== STATED TASK ==
Locate the word "Internet" in the data below, then copy every line that holds it.

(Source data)

-- begin --

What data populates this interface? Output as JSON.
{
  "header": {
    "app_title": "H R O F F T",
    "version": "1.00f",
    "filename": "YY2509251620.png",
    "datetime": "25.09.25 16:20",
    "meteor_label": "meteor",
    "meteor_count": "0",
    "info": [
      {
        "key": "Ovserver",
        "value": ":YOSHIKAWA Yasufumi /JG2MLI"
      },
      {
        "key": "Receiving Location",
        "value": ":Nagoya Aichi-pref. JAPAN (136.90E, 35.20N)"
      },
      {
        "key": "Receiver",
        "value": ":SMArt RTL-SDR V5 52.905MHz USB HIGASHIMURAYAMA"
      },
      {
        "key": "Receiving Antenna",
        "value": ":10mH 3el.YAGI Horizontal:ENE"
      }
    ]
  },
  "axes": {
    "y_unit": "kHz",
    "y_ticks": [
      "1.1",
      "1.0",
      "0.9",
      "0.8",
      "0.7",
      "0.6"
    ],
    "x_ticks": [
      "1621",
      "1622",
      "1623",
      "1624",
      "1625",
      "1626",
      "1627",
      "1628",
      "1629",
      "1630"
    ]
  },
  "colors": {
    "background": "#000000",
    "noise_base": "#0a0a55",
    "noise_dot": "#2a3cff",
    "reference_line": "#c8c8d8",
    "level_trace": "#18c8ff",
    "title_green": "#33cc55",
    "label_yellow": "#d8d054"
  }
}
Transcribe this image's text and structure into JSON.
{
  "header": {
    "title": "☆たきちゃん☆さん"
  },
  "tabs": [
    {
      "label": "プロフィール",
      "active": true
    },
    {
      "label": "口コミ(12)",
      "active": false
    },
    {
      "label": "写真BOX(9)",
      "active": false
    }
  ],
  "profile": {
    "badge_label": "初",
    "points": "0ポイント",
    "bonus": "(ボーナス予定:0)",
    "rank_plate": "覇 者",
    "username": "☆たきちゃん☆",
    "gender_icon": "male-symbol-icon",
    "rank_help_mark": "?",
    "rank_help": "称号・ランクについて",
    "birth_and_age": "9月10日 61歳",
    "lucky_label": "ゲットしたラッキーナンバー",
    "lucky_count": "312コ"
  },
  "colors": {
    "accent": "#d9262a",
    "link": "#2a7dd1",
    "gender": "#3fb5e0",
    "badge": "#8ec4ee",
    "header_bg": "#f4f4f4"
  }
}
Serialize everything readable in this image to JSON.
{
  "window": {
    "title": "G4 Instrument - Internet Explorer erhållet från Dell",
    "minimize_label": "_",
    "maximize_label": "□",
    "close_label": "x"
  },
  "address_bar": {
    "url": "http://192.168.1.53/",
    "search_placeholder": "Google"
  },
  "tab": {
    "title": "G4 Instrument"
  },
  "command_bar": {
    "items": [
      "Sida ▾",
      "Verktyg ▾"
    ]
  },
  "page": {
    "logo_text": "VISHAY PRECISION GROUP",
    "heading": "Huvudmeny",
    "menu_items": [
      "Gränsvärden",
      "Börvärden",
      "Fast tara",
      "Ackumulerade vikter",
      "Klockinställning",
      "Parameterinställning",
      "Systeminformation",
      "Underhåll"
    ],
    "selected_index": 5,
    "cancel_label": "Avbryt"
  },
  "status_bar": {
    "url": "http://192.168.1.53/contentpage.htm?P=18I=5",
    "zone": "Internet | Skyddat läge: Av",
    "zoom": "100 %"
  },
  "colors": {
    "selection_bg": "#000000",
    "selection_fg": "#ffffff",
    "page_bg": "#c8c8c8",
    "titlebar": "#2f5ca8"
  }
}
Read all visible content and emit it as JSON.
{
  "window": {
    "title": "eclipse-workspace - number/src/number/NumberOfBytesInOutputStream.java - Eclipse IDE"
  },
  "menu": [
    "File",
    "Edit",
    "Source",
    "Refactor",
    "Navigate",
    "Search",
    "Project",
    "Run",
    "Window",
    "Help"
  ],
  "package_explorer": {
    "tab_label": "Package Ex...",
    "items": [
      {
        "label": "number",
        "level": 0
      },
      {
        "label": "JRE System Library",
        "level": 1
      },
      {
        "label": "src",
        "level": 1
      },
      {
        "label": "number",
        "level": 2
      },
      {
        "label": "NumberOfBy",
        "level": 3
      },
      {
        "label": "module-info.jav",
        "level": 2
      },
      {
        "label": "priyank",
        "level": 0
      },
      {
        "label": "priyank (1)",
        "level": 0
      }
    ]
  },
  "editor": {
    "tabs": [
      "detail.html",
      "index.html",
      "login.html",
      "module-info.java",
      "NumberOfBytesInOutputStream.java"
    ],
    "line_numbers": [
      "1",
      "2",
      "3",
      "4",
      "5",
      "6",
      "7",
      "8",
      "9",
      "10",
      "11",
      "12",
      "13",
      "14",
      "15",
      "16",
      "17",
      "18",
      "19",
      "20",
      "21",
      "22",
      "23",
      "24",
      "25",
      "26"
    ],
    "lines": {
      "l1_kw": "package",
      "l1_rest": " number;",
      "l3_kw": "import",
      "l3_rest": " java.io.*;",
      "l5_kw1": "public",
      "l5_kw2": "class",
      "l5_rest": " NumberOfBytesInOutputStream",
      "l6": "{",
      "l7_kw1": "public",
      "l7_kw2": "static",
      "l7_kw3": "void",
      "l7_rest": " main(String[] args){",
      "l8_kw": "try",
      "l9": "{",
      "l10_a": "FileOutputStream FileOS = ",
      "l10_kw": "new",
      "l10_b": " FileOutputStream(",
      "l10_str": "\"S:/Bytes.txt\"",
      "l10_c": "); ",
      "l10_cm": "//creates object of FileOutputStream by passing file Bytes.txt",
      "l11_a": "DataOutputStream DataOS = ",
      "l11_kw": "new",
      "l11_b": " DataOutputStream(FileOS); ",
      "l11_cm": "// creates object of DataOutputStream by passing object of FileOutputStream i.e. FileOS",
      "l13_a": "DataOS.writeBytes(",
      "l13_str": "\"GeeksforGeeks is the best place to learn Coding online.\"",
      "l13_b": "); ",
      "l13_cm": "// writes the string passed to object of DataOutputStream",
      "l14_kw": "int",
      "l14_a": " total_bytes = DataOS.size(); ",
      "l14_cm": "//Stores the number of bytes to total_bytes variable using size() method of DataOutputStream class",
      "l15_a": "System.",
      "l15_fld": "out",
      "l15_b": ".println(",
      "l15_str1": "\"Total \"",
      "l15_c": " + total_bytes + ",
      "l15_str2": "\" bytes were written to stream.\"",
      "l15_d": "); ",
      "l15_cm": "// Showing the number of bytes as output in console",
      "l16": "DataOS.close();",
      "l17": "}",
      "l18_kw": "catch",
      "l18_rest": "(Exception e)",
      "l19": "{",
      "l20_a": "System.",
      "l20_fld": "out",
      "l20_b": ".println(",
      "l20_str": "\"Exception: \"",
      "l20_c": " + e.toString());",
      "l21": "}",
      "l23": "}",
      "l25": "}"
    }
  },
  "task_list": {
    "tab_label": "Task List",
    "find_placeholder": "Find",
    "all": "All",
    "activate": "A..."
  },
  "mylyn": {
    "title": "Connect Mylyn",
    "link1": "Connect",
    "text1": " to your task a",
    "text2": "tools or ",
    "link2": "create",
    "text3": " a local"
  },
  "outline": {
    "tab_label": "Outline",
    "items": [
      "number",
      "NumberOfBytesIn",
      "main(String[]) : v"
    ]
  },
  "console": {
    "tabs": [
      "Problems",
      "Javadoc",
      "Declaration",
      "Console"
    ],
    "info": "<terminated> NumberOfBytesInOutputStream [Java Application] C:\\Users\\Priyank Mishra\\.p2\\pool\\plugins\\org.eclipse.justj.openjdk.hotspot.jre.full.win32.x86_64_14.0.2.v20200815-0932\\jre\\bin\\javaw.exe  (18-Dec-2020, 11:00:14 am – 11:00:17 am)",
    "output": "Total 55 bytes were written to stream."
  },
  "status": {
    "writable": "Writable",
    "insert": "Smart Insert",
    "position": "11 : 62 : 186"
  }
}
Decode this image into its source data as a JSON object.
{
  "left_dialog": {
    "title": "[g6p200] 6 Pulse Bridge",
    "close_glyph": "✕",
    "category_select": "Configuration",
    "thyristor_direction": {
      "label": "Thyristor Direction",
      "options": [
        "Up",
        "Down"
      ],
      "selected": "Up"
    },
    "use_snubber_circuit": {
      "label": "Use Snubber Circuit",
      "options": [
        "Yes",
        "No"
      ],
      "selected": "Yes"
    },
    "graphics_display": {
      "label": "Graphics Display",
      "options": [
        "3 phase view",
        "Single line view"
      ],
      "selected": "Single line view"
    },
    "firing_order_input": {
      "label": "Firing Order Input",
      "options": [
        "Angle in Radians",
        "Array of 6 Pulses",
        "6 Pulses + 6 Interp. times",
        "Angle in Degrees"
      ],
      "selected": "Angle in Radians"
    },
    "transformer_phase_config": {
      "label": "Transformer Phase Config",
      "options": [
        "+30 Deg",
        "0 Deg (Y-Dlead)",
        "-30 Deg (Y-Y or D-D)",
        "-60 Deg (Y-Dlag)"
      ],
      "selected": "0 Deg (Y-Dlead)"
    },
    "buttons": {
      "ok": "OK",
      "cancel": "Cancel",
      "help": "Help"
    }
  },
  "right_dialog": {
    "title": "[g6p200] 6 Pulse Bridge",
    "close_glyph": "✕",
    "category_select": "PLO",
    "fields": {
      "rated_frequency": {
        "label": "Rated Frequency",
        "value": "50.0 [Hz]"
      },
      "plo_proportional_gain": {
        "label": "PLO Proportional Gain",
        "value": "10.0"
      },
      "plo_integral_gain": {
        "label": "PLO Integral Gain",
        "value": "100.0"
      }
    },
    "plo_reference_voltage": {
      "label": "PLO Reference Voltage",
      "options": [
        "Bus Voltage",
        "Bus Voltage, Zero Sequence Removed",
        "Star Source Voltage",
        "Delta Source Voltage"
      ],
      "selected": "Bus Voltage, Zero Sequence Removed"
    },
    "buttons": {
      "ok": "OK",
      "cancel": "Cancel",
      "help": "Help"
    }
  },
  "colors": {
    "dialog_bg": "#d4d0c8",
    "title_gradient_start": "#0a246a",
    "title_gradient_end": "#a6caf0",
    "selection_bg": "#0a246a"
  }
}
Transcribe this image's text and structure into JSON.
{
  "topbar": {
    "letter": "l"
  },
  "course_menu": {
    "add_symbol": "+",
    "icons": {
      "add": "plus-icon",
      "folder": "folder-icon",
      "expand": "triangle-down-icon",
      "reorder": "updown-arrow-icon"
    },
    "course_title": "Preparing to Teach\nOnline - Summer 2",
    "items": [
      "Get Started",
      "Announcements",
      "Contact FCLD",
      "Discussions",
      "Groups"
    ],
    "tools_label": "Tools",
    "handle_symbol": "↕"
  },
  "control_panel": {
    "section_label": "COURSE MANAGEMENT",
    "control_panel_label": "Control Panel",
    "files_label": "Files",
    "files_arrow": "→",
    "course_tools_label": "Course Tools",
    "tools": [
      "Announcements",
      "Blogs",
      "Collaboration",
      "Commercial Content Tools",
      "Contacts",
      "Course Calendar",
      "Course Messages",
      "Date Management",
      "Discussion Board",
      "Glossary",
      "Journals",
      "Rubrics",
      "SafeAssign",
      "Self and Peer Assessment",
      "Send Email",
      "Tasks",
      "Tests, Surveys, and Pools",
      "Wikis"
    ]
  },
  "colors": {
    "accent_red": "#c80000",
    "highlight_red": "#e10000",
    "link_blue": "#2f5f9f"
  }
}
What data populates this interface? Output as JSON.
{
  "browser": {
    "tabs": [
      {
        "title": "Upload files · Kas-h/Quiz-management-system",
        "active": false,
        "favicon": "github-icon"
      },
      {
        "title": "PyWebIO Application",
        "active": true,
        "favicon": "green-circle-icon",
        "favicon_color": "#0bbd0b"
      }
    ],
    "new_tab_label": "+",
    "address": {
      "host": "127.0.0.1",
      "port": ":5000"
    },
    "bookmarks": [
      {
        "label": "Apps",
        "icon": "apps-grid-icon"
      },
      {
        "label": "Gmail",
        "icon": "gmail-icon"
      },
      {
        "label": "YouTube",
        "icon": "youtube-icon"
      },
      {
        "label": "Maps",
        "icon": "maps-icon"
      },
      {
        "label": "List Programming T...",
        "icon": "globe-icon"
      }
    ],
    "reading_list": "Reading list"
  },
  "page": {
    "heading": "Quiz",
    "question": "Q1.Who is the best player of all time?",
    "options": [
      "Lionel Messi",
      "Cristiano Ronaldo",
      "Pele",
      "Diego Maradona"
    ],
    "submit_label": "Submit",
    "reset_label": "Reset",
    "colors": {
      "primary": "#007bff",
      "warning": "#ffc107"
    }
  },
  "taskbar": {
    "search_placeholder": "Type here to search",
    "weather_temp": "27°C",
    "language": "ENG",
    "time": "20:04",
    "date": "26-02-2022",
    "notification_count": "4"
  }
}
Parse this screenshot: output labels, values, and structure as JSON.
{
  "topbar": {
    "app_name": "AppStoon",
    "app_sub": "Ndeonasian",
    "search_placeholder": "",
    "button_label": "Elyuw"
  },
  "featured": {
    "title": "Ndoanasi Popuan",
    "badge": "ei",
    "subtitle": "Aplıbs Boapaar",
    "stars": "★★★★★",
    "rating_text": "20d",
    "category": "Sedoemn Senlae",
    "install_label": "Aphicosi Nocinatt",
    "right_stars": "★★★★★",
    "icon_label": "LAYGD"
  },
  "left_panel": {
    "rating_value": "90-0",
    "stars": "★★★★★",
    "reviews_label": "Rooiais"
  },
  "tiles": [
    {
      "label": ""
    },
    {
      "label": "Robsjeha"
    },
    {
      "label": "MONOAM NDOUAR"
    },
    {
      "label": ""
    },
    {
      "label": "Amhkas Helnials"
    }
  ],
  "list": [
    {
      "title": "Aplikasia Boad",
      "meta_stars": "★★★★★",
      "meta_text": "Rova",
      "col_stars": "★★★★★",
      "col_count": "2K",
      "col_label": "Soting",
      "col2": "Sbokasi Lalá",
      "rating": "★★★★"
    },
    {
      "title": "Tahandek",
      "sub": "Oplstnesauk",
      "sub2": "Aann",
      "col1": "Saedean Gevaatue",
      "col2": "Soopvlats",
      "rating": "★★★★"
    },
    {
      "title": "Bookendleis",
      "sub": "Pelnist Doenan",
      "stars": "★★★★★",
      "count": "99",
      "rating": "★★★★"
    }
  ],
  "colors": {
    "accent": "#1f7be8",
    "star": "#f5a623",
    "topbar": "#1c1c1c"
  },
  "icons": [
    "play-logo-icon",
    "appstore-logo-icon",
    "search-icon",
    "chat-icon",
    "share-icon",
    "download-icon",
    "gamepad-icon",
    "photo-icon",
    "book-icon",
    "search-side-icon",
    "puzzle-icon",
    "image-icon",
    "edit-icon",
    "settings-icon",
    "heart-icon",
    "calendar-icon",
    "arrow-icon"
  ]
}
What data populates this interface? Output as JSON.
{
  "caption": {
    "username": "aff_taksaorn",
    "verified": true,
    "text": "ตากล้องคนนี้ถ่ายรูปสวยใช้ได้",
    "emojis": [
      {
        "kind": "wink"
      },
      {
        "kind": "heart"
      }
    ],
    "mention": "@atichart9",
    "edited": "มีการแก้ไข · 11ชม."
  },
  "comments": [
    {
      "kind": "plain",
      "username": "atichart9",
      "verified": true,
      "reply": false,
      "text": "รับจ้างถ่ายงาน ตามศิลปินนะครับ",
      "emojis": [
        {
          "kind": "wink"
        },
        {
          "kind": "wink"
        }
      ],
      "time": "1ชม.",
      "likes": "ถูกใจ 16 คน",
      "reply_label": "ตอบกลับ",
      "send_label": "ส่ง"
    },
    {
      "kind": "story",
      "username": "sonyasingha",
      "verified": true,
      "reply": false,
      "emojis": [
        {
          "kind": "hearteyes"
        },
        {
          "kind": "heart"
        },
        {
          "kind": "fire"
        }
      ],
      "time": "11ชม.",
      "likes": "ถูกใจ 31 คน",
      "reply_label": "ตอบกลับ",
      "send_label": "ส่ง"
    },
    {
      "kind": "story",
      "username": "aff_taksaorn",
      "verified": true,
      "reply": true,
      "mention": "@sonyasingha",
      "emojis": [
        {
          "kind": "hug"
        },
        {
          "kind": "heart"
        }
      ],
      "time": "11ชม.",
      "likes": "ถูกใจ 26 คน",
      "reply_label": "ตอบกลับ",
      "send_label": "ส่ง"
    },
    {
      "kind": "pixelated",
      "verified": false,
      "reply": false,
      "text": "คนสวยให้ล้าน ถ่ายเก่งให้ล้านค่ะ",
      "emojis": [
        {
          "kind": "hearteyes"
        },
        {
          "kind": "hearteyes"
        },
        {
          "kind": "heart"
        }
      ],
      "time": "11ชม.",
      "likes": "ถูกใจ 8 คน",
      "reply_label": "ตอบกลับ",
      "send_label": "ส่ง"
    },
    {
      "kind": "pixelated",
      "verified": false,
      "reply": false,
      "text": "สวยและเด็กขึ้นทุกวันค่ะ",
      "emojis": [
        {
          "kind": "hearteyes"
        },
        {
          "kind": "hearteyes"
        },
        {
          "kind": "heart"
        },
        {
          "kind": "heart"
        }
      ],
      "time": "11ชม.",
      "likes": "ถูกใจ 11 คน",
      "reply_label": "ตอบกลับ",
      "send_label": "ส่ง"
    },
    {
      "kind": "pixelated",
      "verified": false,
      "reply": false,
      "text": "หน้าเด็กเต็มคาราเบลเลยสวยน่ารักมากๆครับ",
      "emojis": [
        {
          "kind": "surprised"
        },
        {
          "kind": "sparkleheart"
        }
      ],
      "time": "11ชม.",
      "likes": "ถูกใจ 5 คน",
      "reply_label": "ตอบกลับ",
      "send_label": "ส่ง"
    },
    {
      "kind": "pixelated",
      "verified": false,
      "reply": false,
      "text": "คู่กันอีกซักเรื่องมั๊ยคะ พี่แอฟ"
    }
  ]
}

-- end --

== SOLVED EXERCISE ==
    "title": "G4 Instrument - Internet Explorer erhållet från Dell",
    "zone": "Internet | Skyddat läge: Av",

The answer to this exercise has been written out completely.